== Problem to work on ==
Search the records that follow and extract every line containing the string "this".

== Dataset excerpts ==
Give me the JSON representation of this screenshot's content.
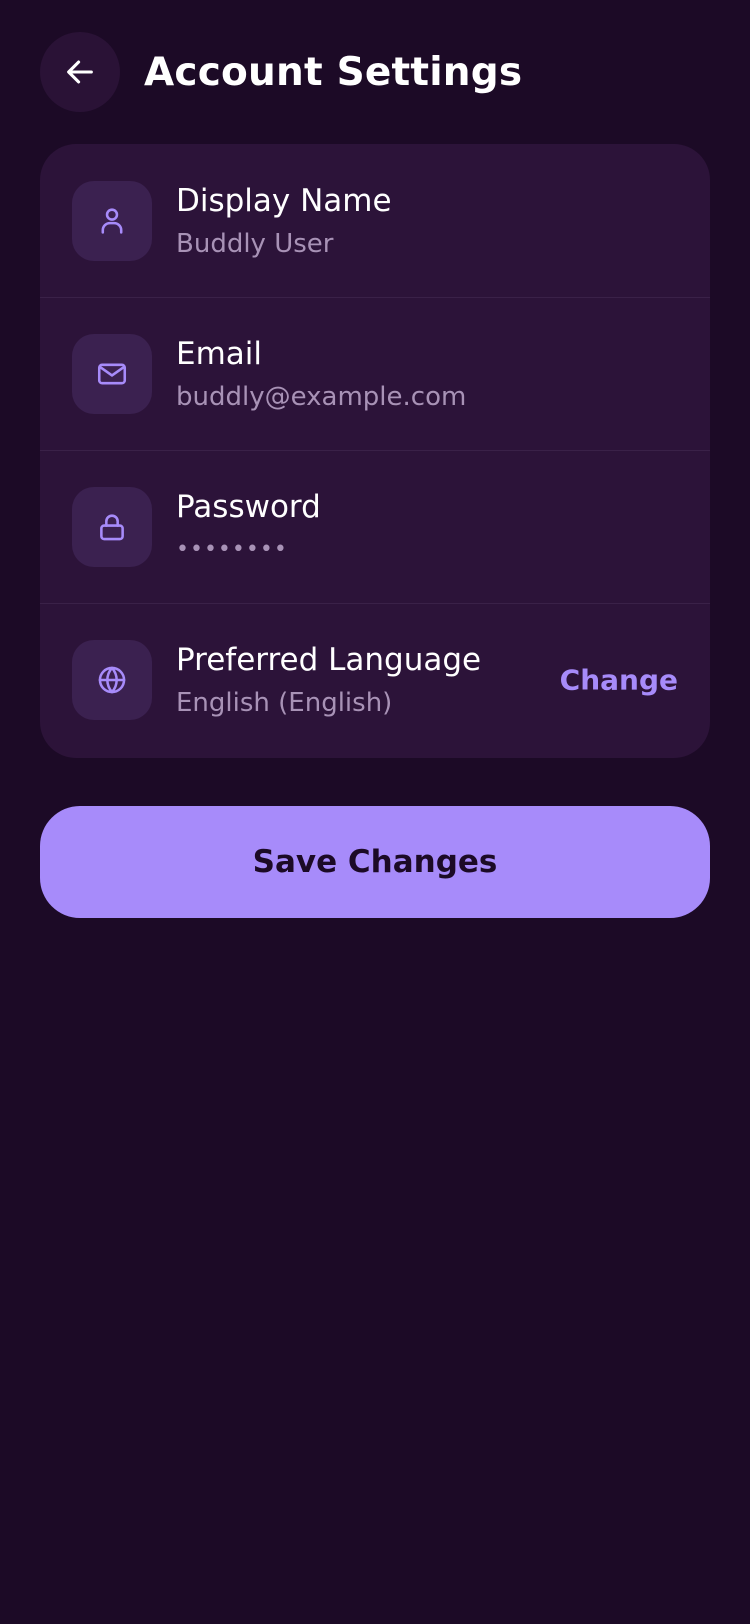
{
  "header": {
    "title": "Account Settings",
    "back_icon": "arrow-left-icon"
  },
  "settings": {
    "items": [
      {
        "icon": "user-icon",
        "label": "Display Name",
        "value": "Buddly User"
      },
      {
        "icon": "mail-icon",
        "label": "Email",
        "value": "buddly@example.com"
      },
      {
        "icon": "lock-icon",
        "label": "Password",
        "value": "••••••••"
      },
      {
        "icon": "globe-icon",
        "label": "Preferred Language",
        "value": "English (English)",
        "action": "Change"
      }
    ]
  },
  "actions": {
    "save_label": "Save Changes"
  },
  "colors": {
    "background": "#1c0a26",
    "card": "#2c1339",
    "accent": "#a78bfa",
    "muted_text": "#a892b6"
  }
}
* * *
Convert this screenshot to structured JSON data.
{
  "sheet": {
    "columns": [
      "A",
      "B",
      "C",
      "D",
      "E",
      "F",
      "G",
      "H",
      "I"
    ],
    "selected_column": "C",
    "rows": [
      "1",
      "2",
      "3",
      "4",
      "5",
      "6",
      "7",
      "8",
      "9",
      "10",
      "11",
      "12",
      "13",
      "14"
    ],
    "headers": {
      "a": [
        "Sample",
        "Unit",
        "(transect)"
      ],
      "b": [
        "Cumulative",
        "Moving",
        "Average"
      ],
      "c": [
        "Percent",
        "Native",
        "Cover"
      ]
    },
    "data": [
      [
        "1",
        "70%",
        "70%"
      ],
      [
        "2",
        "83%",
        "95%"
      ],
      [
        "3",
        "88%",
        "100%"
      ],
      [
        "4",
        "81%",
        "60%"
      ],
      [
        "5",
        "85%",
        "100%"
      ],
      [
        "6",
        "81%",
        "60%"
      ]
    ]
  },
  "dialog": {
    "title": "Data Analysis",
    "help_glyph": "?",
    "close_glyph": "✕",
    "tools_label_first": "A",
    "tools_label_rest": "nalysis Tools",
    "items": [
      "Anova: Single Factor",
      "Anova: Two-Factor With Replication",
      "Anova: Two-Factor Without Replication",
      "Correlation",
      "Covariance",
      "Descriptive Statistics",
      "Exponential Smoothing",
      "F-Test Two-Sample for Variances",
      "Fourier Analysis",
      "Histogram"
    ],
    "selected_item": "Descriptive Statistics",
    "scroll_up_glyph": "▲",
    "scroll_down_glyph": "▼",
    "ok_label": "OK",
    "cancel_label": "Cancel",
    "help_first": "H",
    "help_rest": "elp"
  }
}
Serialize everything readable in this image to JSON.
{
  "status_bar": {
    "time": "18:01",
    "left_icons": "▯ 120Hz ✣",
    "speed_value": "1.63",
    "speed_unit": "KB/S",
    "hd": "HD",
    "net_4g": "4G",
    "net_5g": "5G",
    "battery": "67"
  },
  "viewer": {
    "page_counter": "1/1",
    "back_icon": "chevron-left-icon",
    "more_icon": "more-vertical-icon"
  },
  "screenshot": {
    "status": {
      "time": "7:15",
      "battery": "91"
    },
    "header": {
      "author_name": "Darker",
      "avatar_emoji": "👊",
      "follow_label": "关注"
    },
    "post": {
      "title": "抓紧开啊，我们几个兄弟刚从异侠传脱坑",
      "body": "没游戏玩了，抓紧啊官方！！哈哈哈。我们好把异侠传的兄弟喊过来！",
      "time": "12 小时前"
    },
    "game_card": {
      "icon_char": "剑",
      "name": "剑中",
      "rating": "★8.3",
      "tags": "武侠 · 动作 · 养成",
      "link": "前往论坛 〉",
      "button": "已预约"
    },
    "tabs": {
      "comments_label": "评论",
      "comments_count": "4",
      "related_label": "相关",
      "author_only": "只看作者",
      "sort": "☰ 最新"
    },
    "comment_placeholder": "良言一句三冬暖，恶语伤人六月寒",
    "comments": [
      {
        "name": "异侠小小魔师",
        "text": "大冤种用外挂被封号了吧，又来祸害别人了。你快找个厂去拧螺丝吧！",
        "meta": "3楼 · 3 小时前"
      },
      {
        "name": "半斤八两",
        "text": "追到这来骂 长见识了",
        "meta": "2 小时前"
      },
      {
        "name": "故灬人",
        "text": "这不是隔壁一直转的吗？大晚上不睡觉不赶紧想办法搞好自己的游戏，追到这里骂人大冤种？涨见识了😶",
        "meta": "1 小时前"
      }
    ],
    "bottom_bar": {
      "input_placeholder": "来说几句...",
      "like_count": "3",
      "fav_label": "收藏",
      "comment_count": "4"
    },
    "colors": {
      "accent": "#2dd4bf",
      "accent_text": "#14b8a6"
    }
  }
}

== Solution below ==
Give me the JSON representation of this screenshot's content.
Convert this screenshot to structured JSON data.
Serialize everything readable in this image to JSON.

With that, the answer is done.